* _Description of the task_:
Rewrite the lines starting at the beginning of the records and ending at the line that contains "code-token: -- co bbox=[88, 377, 125, 391]" as a JSON list of strings, one string per line, leaving out blank lines.

* _Source data_:
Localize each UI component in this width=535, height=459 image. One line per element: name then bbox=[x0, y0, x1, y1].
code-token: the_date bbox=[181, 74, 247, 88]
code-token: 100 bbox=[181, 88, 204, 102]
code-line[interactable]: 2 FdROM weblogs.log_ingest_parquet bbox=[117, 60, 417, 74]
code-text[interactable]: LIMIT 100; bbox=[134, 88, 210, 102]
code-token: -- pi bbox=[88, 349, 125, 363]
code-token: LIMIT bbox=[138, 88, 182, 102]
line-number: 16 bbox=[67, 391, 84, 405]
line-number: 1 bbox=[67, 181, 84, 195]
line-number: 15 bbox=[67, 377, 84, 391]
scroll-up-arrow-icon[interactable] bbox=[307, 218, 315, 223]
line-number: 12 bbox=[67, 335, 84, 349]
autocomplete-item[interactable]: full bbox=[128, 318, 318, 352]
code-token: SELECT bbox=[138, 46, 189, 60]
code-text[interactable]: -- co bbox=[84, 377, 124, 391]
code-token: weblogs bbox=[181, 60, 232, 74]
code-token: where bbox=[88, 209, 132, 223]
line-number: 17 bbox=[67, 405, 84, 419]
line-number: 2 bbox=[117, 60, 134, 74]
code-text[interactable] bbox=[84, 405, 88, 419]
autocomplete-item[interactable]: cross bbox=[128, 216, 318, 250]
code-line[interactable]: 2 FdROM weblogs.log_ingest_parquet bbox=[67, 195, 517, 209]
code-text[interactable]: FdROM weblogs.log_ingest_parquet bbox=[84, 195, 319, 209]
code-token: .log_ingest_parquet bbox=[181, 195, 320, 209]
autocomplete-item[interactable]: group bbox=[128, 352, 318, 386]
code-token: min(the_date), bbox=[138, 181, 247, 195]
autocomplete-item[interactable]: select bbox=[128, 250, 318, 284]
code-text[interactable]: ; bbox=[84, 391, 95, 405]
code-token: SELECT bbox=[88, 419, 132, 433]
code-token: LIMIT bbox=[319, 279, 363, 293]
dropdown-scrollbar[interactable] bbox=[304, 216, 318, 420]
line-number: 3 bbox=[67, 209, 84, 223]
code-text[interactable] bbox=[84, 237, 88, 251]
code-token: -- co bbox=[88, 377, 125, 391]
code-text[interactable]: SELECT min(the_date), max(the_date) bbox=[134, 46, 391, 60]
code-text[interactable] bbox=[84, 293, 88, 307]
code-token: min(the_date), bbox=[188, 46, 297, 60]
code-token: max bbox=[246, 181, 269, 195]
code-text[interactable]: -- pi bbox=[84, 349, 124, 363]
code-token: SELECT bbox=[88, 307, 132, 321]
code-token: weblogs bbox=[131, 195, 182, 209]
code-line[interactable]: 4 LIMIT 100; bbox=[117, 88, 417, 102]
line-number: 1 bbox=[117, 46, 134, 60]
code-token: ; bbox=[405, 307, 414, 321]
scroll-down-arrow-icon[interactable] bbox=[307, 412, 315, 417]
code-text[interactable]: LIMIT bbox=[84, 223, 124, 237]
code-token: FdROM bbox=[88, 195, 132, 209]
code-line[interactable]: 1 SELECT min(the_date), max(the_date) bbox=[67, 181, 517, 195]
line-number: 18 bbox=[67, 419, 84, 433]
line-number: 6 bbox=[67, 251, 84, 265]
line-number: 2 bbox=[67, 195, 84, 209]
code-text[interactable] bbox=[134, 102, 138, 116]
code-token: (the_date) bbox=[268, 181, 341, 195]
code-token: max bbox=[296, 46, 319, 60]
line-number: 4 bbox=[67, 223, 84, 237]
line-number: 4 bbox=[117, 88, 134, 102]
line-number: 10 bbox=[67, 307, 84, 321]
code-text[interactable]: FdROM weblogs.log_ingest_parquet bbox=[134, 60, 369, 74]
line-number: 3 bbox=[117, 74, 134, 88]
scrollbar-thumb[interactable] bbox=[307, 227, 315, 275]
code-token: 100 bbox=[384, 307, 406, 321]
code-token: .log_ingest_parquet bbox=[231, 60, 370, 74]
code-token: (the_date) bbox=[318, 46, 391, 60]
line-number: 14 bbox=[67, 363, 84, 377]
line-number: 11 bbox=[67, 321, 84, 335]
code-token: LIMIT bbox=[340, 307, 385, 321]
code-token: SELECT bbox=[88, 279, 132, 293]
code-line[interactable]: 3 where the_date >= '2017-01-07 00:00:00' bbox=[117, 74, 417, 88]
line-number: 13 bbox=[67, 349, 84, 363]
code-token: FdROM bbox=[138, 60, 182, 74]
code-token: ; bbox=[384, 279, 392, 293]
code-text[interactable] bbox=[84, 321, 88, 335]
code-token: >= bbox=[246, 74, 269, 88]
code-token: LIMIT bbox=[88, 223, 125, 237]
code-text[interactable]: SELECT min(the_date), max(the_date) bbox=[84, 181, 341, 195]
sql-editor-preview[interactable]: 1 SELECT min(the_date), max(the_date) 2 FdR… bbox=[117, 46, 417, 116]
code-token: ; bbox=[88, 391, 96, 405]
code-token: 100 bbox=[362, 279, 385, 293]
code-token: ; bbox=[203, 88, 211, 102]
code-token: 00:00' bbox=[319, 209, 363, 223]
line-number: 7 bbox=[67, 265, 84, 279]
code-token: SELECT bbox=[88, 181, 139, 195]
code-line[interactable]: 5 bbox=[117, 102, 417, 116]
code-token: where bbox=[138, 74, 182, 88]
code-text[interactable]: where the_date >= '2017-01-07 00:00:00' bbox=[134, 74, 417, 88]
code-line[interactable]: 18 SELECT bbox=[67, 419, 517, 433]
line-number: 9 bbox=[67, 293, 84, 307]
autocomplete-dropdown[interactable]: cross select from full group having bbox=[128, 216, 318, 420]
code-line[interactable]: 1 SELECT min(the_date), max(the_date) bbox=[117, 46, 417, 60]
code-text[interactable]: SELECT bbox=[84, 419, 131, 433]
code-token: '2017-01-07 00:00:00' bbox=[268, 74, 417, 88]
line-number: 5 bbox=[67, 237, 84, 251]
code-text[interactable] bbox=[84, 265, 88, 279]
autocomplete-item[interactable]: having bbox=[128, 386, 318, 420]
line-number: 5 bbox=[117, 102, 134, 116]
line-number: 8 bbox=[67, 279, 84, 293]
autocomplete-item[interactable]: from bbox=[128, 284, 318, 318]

* _Reply_:
[
  "Localize each UI component in this width=535, height=459 image. One line per element: name then bbox=[x0, y0, x1, y1].",
  "code-token: the_date bbox=[181, 74, 247, 88]",
  "code-token: 100 bbox=[181, 88, 204, 102]",
  "code-line[interactable]: 2 FdROM weblogs.log_ingest_parquet bbox=[117, 60, 417, 74]",
  "code-text[interactable]: LIMIT 100; bbox=[134, 88, 210, 102]",
  "code-token: -- pi bbox=[88, 349, 125, 363]",
  "code-token: LIMIT bbox=[138, 88, 182, 102]",
  "line-number: 16 bbox=[67, 391, 84, 405]",
  "line-number: 1 bbox=[67, 181, 84, 195]",
  "line-number: 15 bbox=[67, 377, 84, 391]",
  "scroll-up-arrow-icon[interactable] bbox=[307, 218, 315, 223]",
  "line-number: 12 bbox=[67, 335, 84, 349]",
  "autocomplete-item[interactable]: full bbox=[128, 318, 318, 352]",
  "code-token: SELECT bbox=[138, 46, 189, 60]",
  "code-text[interactable]: -- co bbox=[84, 377, 124, 391]",
  "code-token: weblogs bbox=[181, 60, 232, 74]",
  "code-token: where bbox=[88, 209, 132, 223]",
  "line-number: 17 bbox=[67, 405, 84, 419]",
  "line-number: 2 bbox=[117, 60, 134, 74]",
  "code-text[interactable] bbox=[84, 405, 88, 419]",
  "autocomplete-item[interactable]: cross bbox=[128, 216, 318, 250]",
  "code-line[interactable]: 2 FdROM weblogs.log_ingest_parquet bbox=[67, 195, 517, 209]",
  "code-text[interactable]: FdROM weblogs.log_ingest_parquet bbox=[84, 195, 319, 209]",
  "code-token: .log_ingest_parquet bbox=[181, 195, 320, 209]",
  "autocomplete-item[interactable]: group bbox=[128, 352, 318, 386]",
  "code-token: min(the_date), bbox=[138, 181, 247, 195]",
  "autocomplete-item[interactable]: select bbox=[128, 250, 318, 284]",
  "code-text[interactable]: ; bbox=[84, 391, 95, 405]",
  "code-token: SELECT bbox=[88, 419, 132, 433]",
  "code-token: LIMIT bbox=[319, 279, 363, 293]",
  "dropdown-scrollbar[interactable] bbox=[304, 216, 318, 420]",
  "line-number: 3 bbox=[67, 209, 84, 223]",
  "code-text[interactable] bbox=[84, 237, 88, 251]",
  "code-token: -- co bbox=[88, 377, 125, 391]"
]